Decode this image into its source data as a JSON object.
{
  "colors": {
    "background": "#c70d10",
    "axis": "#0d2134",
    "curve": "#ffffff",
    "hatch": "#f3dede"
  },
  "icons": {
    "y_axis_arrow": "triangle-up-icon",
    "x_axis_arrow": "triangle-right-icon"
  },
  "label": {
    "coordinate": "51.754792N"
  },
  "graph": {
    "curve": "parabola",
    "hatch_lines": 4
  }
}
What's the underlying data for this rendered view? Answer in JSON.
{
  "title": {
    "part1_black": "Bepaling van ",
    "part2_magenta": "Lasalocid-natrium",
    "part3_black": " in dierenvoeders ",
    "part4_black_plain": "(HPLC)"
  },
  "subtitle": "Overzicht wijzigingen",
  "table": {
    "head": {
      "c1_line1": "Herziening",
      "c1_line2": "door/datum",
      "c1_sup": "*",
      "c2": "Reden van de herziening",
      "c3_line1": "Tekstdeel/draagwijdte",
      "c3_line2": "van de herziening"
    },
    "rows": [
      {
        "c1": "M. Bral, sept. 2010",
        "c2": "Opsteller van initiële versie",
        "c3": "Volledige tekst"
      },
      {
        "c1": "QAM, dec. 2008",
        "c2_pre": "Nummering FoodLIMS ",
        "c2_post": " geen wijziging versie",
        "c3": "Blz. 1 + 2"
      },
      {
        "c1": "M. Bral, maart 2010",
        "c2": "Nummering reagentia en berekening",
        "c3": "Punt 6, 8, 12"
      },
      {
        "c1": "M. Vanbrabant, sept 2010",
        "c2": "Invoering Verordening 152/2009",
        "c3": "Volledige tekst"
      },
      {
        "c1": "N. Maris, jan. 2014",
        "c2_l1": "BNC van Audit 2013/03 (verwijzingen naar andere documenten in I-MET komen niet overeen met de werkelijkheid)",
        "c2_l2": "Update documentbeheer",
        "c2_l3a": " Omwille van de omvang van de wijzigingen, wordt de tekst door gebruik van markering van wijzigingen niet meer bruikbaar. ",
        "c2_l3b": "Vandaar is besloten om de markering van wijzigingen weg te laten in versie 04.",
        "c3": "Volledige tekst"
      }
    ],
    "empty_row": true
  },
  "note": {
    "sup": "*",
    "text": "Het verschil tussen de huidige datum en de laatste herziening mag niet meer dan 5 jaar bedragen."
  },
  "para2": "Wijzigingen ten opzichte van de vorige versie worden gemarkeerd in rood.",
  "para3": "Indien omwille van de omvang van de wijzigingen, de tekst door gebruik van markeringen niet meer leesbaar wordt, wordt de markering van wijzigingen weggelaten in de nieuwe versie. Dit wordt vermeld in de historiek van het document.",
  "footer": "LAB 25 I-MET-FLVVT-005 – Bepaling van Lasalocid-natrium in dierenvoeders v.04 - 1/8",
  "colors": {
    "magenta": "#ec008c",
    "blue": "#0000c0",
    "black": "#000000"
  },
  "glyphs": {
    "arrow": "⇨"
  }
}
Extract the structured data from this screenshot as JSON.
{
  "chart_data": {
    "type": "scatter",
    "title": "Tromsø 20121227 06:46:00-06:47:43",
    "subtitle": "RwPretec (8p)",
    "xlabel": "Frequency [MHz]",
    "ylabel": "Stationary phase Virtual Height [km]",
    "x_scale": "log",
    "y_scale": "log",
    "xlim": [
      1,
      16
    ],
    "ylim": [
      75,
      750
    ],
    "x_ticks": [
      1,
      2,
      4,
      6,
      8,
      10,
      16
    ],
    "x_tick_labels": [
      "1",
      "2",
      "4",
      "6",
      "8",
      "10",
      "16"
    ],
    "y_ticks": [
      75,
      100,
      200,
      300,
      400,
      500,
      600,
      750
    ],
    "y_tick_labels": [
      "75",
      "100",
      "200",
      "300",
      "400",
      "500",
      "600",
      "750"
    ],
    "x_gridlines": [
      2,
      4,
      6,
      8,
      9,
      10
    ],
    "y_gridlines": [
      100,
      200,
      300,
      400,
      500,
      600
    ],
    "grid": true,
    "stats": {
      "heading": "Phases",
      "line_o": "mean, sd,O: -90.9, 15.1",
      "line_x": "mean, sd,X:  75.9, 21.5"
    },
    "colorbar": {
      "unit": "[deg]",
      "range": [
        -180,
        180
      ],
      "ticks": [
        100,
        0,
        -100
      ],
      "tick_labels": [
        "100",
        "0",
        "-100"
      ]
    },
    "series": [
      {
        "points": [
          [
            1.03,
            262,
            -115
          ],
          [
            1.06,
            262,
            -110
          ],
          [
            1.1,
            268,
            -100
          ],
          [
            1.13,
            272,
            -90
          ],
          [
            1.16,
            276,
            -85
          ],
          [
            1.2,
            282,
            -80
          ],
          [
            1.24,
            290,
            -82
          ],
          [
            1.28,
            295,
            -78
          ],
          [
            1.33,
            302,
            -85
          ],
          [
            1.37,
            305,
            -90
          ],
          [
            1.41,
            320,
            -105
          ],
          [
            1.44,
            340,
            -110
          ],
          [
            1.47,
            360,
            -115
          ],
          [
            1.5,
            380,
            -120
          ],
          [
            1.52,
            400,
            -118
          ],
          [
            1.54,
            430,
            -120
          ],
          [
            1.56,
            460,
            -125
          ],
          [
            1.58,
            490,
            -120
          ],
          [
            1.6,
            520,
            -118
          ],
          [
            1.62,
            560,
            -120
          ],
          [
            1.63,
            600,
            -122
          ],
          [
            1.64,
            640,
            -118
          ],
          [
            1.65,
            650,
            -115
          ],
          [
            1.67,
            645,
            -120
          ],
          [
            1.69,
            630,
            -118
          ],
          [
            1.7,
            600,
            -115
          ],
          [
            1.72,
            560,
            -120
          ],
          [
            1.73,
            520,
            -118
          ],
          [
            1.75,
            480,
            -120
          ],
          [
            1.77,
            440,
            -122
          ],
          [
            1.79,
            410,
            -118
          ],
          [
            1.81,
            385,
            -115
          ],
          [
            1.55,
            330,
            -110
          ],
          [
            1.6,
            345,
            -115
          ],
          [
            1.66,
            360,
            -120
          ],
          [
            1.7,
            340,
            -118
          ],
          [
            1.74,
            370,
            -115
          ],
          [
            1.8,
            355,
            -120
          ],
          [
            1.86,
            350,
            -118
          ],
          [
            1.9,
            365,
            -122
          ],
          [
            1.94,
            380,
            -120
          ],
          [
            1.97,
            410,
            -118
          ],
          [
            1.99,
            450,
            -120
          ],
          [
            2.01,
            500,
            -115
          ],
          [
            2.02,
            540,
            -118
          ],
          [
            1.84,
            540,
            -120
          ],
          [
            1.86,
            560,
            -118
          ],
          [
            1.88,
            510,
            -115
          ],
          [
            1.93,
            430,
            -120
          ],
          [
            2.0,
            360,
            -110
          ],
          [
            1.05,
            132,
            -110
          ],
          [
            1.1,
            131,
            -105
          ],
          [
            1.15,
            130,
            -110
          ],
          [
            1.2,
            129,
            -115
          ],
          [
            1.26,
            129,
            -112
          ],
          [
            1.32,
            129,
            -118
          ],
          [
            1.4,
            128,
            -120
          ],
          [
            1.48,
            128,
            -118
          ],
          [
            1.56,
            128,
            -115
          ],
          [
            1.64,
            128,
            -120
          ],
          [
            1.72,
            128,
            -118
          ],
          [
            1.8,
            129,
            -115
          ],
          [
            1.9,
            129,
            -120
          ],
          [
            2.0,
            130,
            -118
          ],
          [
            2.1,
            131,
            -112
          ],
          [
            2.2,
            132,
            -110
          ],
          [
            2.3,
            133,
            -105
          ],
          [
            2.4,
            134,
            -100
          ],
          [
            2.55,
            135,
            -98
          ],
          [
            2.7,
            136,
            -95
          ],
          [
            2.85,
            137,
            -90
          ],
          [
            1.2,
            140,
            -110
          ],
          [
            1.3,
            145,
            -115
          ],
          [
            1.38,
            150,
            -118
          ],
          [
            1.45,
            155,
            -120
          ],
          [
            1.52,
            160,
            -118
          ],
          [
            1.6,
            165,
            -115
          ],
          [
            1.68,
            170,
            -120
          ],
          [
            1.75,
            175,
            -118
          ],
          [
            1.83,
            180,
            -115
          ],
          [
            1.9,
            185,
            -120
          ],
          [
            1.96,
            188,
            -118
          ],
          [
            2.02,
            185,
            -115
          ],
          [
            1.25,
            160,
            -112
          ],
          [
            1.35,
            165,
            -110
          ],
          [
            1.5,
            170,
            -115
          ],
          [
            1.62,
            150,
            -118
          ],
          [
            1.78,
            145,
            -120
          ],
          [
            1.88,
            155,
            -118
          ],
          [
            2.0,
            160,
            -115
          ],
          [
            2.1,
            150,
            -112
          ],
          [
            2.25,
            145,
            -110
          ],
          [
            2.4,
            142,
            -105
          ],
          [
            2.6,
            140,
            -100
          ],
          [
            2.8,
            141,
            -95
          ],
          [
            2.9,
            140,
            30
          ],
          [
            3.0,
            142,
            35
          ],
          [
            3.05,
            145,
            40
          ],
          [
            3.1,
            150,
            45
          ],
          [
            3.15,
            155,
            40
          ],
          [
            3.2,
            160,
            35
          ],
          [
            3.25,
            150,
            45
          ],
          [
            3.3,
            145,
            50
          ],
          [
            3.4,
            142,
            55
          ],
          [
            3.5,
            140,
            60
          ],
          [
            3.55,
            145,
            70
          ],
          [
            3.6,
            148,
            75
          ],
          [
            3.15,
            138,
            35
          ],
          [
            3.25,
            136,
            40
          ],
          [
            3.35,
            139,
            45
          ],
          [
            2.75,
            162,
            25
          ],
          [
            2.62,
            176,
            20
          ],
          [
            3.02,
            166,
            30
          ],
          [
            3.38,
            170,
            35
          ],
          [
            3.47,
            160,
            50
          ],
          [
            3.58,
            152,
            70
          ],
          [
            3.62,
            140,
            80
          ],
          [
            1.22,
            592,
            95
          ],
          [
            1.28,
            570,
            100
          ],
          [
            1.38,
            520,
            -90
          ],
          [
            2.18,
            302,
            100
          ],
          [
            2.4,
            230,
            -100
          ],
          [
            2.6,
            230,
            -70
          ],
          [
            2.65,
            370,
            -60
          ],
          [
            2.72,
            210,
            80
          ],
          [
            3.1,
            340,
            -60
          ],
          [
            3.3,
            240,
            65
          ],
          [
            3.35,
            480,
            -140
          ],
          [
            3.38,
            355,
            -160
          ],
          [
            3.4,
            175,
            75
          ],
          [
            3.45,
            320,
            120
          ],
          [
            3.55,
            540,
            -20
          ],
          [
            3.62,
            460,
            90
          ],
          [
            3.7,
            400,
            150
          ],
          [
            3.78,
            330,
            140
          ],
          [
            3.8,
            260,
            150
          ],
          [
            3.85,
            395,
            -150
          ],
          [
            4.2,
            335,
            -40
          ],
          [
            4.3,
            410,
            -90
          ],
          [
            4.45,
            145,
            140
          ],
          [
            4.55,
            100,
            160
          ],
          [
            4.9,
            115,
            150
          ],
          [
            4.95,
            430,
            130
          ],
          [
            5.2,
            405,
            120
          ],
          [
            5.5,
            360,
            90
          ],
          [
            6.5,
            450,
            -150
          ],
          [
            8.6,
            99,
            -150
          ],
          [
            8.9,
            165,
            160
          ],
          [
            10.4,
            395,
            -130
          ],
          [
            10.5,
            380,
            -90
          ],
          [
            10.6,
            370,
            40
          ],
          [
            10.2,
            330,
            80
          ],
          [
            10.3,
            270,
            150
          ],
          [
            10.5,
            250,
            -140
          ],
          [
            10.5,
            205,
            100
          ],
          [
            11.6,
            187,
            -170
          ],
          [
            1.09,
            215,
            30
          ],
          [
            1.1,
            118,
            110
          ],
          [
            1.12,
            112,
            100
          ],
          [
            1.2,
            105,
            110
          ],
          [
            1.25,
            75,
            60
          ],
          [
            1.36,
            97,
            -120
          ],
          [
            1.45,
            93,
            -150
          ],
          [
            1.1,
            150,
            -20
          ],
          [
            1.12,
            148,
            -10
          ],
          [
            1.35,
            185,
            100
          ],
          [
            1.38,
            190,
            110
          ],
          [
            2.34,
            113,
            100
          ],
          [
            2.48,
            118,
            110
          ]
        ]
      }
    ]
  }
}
....................
### Brief
From the entries above, pull out each line that includes "Nummering".

### Result of this exercise
        "c2_pre": "Nummering FoodLIMS ",
        "c2": "Nummering reagentia en berekening",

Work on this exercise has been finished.